Task to carry out: Return the whole listing exactly as it stands.

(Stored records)
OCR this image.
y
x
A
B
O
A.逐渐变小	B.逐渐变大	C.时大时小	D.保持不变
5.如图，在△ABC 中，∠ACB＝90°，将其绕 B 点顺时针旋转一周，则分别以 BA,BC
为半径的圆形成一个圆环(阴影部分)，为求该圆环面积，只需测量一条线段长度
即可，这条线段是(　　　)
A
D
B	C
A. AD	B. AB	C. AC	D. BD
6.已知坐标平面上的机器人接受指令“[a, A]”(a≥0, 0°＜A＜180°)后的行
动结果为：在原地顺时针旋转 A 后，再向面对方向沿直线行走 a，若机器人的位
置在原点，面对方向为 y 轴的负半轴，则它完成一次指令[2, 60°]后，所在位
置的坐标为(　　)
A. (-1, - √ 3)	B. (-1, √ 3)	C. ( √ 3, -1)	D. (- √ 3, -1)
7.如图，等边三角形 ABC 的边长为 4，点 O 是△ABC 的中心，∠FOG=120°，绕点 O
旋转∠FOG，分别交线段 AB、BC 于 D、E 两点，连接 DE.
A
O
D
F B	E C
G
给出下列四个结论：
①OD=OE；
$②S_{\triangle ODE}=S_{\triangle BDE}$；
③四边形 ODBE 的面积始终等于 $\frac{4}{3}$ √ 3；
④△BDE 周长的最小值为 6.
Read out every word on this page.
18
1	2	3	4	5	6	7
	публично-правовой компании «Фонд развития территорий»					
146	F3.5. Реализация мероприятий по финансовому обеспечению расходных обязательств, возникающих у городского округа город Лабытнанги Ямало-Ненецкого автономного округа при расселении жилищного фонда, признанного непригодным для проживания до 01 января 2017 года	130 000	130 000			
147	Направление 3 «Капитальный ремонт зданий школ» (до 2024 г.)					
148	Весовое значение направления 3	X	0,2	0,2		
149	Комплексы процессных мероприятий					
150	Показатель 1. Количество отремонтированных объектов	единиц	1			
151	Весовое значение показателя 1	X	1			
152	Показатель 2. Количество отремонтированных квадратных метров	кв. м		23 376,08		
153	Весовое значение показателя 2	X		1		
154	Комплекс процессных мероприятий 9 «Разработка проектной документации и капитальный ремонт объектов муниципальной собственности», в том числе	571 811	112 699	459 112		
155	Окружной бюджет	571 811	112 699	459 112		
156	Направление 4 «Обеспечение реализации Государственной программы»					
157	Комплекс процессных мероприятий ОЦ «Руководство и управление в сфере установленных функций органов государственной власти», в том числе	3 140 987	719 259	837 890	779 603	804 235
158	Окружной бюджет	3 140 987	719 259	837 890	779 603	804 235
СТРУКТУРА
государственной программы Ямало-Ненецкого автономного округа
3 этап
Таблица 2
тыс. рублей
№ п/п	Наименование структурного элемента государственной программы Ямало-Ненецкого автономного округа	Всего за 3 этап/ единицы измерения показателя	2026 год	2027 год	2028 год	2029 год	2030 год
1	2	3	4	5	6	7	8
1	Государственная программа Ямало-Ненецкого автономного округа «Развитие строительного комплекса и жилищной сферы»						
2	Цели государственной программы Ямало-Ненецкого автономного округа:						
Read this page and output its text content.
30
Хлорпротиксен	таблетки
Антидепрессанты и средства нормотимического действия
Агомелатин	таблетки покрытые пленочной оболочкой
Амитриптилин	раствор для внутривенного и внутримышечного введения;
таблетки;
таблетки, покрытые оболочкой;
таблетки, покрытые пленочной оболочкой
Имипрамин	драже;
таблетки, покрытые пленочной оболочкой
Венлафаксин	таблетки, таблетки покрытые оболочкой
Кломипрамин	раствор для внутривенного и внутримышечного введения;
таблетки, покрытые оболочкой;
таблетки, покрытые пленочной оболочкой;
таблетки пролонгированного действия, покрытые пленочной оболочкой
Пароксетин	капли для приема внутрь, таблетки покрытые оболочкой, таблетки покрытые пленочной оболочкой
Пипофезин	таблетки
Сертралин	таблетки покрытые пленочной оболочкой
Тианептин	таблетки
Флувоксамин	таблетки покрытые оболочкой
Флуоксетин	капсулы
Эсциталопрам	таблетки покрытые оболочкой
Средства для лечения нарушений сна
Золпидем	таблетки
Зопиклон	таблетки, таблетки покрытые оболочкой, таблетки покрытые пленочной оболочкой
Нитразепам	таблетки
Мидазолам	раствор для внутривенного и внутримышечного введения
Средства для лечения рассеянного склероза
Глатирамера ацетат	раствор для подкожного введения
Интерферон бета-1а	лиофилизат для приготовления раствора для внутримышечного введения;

Result below:
OCR this image.
y
x
A
B
O
A.逐渐变小	B.逐渐变大	C.时大时小	D.保持不变
5.如图，在△ABC 中，∠ACB＝90°，将其绕 B 点顺时针旋转一周，则分别以 BA,BC
为半径的圆形成一个圆环(阴影部分)，为求该圆环面积，只需测量一条线段长度
即可，这条线段是(　　　)
A
D
B	C
A. AD	B. AB	C. AC	D. BD
6.已知坐标平面上的机器人接受指令“[a, A]”(a≥0, 0°＜A＜180°)后的行
动结果为：在原地顺时针旋转 A 后，再向面对方向沿直线行走 a，若机器人的位
置在原点，面对方向为 y 轴的负半轴，则它完成一次指令[2, 60°]后，所在位
置的坐标为(　　)
A. (-1, - √ 3)	B. (-1, √ 3)	C. ( √ 3, -1)	D. (- √ 3, -1)
7.如图，等边三角形 ABC 的边长为 4，点 O 是△ABC 的中心，∠FOG=120°，绕点 O
旋转∠FOG，分别交线段 AB、BC 于 D、E 两点，连接 DE.
A
O
D
F B	E C
G
给出下列四个结论：
①OD=OE；
$②S_{\triangle ODE}=S_{\triangle BDE}$；
③四边形 ODBE 的面积始终等于 $\frac{4}{3}$ √ 3；
④△BDE 周长的最小值为 6.
Read out every word on this page.
18
1	2	3	4	5	6	7
	публично-правовой компании «Фонд развития территорий»					
146	F3.5. Реализация мероприятий по финансовому обеспечению расходных обязательств, возникающих у городского округа город Лабытнанги Ямало-Ненецкого автономного округа при расселении жилищного фонда, признанного непригодным для проживания до 01 января 2017 года	130 000	130 000			
147	Направление 3 «Капитальный ремонт зданий школ» (до 2024 г.)					
148	Весовое значение направления 3	X	0,2	0,2		
149	Комплексы процессных мероприятий					
150	Показатель 1. Количество отремонтированных объектов	единиц	1			
151	Весовое значение показателя 1	X	1			
152	Показатель 2. Количество отремонтированных квадратных метров	кв. м		23 376,08		
153	Весовое значение показателя 2	X		1		
154	Комплекс процессных мероприятий 9 «Разработка проектной документации и капитальный ремонт объектов муниципальной собственности», в том числе	571 811	112 699	459 112		
155	Окружной бюджет	571 811	112 699	459 112		
156	Направление 4 «Обеспечение реализации Государственной программы»					
157	Комплекс процессных мероприятий ОЦ «Руководство и управление в сфере установленных функций органов государственной власти», в том числе	3 140 987	719 259	837 890	779 603	804 235
158	Окружной бюджет	3 140 987	719 259	837 890	779 603	804 235
СТРУКТУРА
государственной программы Ямало-Ненецкого автономного округа
3 этап
Таблица 2
тыс. рублей
№ п/п	Наименование структурного элемента государственной программы Ямало-Ненецкого автономного округа	Всего за 3 этап/ единицы измерения показателя	2026 год	2027 год	2028 год	2029 год	2030 год
1	2	3	4	5	6	7	8
1	Государственная программа Ямало-Ненецкого автономного округа «Развитие строительного комплекса и жилищной сферы»						
2	Цели государственной программы Ямало-Ненецкого автономного округа:						
Read this page and output its text content.
30
Хлорпротиксен	таблетки
Антидепрессанты и средства нормотимического действия
Агомелатин	таблетки покрытые пленочной оболочкой
Амитриптилин	раствор для внутривенного и внутримышечного введения;
таблетки;
таблетки, покрытые оболочкой;
таблетки, покрытые пленочной оболочкой
Имипрамин	драже;
таблетки, покрытые пленочной оболочкой
Венлафаксин	таблетки, таблетки покрытые оболочкой
Кломипрамин	раствор для внутривенного и внутримышечного введения;
таблетки, покрытые оболочкой;
таблетки, покрытые пленочной оболочкой;
таблетки пролонгированного действия, покрытые пленочной оболочкой
Пароксетин	капли для приема внутрь, таблетки покрытые оболочкой, таблетки покрытые пленочной оболочкой
Пипофезин	таблетки
Сертралин	таблетки покрытые пленочной оболочкой
Тианептин	таблетки
Флувоксамин	таблетки покрытые оболочкой
Флуоксетин	капсулы
Эсциталопрам	таблетки покрытые оболочкой
Средства для лечения нарушений сна
Золпидем	таблетки
Зопиклон	таблетки, таблетки покрытые оболочкой, таблетки покрытые пленочной оболочкой
Нитразепам	таблетки
Мидазолам	раствор для внутривенного и внутримышечного введения
Средства для лечения рассеянного склероза
Глатирамера ацетат	раствор для подкожного введения
Интерферон бета-1а	лиофилизат для приготовления раствора для внутримышечного введения;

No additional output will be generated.